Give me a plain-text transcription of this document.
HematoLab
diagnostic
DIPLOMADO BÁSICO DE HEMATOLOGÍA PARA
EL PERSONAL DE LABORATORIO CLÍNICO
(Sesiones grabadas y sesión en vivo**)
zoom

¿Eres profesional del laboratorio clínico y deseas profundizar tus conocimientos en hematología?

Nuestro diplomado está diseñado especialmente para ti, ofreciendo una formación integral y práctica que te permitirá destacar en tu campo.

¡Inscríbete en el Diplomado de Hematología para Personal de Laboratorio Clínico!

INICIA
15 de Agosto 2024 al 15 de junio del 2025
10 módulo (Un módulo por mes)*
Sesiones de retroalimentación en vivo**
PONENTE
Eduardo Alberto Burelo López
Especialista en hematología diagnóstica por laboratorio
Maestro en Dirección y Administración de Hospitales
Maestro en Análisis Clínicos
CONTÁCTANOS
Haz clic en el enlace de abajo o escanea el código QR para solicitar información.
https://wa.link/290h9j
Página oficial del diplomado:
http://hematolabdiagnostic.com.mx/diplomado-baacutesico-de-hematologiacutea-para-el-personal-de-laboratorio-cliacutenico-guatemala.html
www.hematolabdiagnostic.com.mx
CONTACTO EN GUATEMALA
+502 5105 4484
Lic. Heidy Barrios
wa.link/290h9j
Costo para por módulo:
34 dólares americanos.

▸ Work required:
Reproduce the listing in full. Keep it exactly as written.

▸ Problem solution:
Give me a plain-text transcription of this document.
HematoLab
diagnostic
DIPLOMADO BÁSICO DE HEMATOLOGÍA PARA
EL PERSONAL DE LABORATORIO CLÍNICO
(Sesiones grabadas y sesión en vivo**)
zoom

¿Eres profesional del laboratorio clínico y deseas profundizar tus conocimientos en hematología?

Nuestro diplomado está diseñado especialmente para ti, ofreciendo una formación integral y práctica que te permitirá destacar en tu campo.

¡Inscríbete en el Diplomado de Hematología para Personal de Laboratorio Clínico!

INICIA
15 de Agosto 2024 al 15 de junio del 2025
10 módulo (Un módulo por mes)*
Sesiones de retroalimentación en vivo**
PONENTE
Eduardo Alberto Burelo López
Especialista en hematología diagnóstica por laboratorio
Maestro en Dirección y Administración de Hospitales
Maestro en Análisis Clínicos
CONTÁCTANOS
Haz clic en el enlace de abajo o escanea el código QR para solicitar información.
https://wa.link/290h9j
Página oficial del diplomado:
http://hematolabdiagnostic.com.mx/diplomado-baacutesico-de-hematologiacutea-para-el-personal-de-laboratorio-cliacutenico-guatemala.html
www.hematolabdiagnostic.com.mx
CONTACTO EN GUATEMALA
+502 5105 4484
Lic. Heidy Barrios
wa.link/290h9j
Costo para por módulo:
34 dólares americanos.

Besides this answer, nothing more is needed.